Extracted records
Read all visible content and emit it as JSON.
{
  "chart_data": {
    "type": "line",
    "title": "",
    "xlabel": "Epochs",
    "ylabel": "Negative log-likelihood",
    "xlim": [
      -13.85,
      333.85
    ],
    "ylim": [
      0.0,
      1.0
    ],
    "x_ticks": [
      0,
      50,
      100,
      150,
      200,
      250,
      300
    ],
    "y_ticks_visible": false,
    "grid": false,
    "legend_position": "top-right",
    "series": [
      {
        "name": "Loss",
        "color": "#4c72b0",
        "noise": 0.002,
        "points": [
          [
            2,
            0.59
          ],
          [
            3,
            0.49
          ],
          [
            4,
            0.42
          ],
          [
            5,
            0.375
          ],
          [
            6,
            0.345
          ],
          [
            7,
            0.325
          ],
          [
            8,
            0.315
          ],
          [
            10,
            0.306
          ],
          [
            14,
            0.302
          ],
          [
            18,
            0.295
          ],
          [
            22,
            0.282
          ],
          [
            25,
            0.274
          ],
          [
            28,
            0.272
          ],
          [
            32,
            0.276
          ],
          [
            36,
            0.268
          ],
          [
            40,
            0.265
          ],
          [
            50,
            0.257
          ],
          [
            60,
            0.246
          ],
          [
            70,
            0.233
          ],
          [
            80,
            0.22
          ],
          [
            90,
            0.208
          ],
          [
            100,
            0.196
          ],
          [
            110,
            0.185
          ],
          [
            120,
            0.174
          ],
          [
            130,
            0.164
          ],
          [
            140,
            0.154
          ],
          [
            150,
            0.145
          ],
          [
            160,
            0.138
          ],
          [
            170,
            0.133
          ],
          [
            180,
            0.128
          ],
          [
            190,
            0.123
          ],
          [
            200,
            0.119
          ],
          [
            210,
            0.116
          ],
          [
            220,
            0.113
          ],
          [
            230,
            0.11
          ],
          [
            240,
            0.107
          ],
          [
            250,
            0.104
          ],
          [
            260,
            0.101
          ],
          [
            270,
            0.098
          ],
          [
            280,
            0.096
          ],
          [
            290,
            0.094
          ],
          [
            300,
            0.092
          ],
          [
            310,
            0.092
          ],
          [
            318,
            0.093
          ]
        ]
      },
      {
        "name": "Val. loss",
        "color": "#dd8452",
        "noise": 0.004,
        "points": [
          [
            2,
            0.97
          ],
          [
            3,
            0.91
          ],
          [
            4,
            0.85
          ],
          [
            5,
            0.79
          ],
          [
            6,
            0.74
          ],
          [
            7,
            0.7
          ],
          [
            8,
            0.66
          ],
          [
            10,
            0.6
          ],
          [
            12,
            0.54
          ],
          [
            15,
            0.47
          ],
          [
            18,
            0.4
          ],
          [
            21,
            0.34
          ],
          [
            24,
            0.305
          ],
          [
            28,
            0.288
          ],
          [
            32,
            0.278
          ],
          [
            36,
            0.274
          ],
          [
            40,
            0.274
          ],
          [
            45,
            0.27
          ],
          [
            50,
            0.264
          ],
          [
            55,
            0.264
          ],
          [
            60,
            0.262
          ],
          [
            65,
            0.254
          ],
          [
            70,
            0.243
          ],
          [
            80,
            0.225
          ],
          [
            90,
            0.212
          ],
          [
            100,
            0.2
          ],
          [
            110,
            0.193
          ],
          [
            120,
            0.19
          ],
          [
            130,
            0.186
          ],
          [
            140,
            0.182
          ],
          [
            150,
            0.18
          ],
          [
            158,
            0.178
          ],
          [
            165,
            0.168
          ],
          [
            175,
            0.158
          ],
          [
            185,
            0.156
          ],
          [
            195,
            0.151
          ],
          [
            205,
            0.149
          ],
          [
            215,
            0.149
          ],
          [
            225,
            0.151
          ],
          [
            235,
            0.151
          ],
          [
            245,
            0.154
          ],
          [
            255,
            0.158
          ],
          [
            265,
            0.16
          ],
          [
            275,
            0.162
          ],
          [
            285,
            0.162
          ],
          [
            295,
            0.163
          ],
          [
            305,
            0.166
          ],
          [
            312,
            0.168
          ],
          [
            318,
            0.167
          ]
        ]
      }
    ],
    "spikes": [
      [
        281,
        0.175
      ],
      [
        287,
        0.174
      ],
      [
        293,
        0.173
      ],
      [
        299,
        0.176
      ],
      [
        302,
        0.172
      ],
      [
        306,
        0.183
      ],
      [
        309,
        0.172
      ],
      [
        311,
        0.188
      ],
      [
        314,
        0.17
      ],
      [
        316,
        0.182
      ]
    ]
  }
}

__Given request__
Write out all of the records once more, exactly.

__Full response__
Read all visible content and emit it as JSON.
{
  "chart_data": {
    "type": "line",
    "title": "",
    "xlabel": "Epochs",
    "ylabel": "Negative log-likelihood",
    "xlim": [
      -13.85,
      333.85
    ],
    "ylim": [
      0.0,
      1.0
    ],
    "x_ticks": [
      0,
      50,
      100,
      150,
      200,
      250,
      300
    ],
    "y_ticks_visible": false,
    "grid": false,
    "legend_position": "top-right",
    "series": [
      {
        "name": "Loss",
        "color": "#4c72b0",
        "noise": 0.002,
        "points": [
          [
            2,
            0.59
          ],
          [
            3,
            0.49
          ],
          [
            4,
            0.42
          ],
          [
            5,
            0.375
          ],
          [
            6,
            0.345
          ],
          [
            7,
            0.325
          ],
          [
            8,
            0.315
          ],
          [
            10,
            0.306
          ],
          [
            14,
            0.302
          ],
          [
            18,
            0.295
          ],
          [
            22,
            0.282
          ],
          [
            25,
            0.274
          ],
          [
            28,
            0.272
          ],
          [
            32,
            0.276
          ],
          [
            36,
            0.268
          ],
          [
            40,
            0.265
          ],
          [
            50,
            0.257
          ],
          [
            60,
            0.246
          ],
          [
            70,
            0.233
          ],
          [
            80,
            0.22
          ],
          [
            90,
            0.208
          ],
          [
            100,
            0.196
          ],
          [
            110,
            0.185
          ],
          [
            120,
            0.174
          ],
          [
            130,
            0.164
          ],
          [
            140,
            0.154
          ],
          [
            150,
            0.145
          ],
          [
            160,
            0.138
          ],
          [
            170,
            0.133
          ],
          [
            180,
            0.128
          ],
          [
            190,
            0.123
          ],
          [
            200,
            0.119
          ],
          [
            210,
            0.116
          ],
          [
            220,
            0.113
          ],
          [
            230,
            0.11
          ],
          [
            240,
            0.107
          ],
          [
            250,
            0.104
          ],
          [
            260,
            0.101
          ],
          [
            270,
            0.098
          ],
          [
            280,
            0.096
          ],
          [
            290,
            0.094
          ],
          [
            300,
            0.092
          ],
          [
            310,
            0.092
          ],
          [
            318,
            0.093
          ]
        ]
      },
      {
        "name": "Val. loss",
        "color": "#dd8452",
        "noise": 0.004,
        "points": [
          [
            2,
            0.97
          ],
          [
            3,
            0.91
          ],
          [
            4,
            0.85
          ],
          [
            5,
            0.79
          ],
          [
            6,
            0.74
          ],
          [
            7,
            0.7
          ],
          [
            8,
            0.66
          ],
          [
            10,
            0.6
          ],
          [
            12,
            0.54
          ],
          [
            15,
            0.47
          ],
          [
            18,
            0.4
          ],
          [
            21,
            0.34
          ],
          [
            24,
            0.305
          ],
          [
            28,
            0.288
          ],
          [
            32,
            0.278
          ],
          [
            36,
            0.274
          ],
          [
            40,
            0.274
          ],
          [
            45,
            0.27
          ],
          [
            50,
            0.264
          ],
          [
            55,
            0.264
          ],
          [
            60,
            0.262
          ],
          [
            65,
            0.254
          ],
          [
            70,
            0.243
          ],
          [
            80,
            0.225
          ],
          [
            90,
            0.212
          ],
          [
            100,
            0.2
          ],
          [
            110,
            0.193
          ],
          [
            120,
            0.19
          ],
          [
            130,
            0.186
          ],
          [
            140,
            0.182
          ],
          [
            150,
            0.18
          ],
          [
            158,
            0.178
          ],
          [
            165,
            0.168
          ],
          [
            175,
            0.158
          ],
          [
            185,
            0.156
          ],
          [
            195,
            0.151
          ],
          [
            205,
            0.149
          ],
          [
            215,
            0.149
          ],
          [
            225,
            0.151
          ],
          [
            235,
            0.151
          ],
          [
            245,
            0.154
          ],
          [
            255,
            0.158
          ],
          [
            265,
            0.16
          ],
          [
            275,
            0.162
          ],
          [
            285,
            0.162
          ],
          [
            295,
            0.163
          ],
          [
            305,
            0.166
          ],
          [
            312,
            0.168
          ],
          [
            318,
            0.167
          ]
        ]
      }
    ],
    "spikes": [
      [
        281,
        0.175
      ],
      [
        287,
        0.174
      ],
      [
        293,
        0.173
      ],
      [
        299,
        0.176
      ],
      [
        302,
        0.172
      ],
      [
        306,
        0.183
      ],
      [
        309,
        0.172
      ],
      [
        311,
        0.188
      ],
      [
        314,
        0.17
      ],
      [
        316,
        0.182
      ]
    ]
  }
}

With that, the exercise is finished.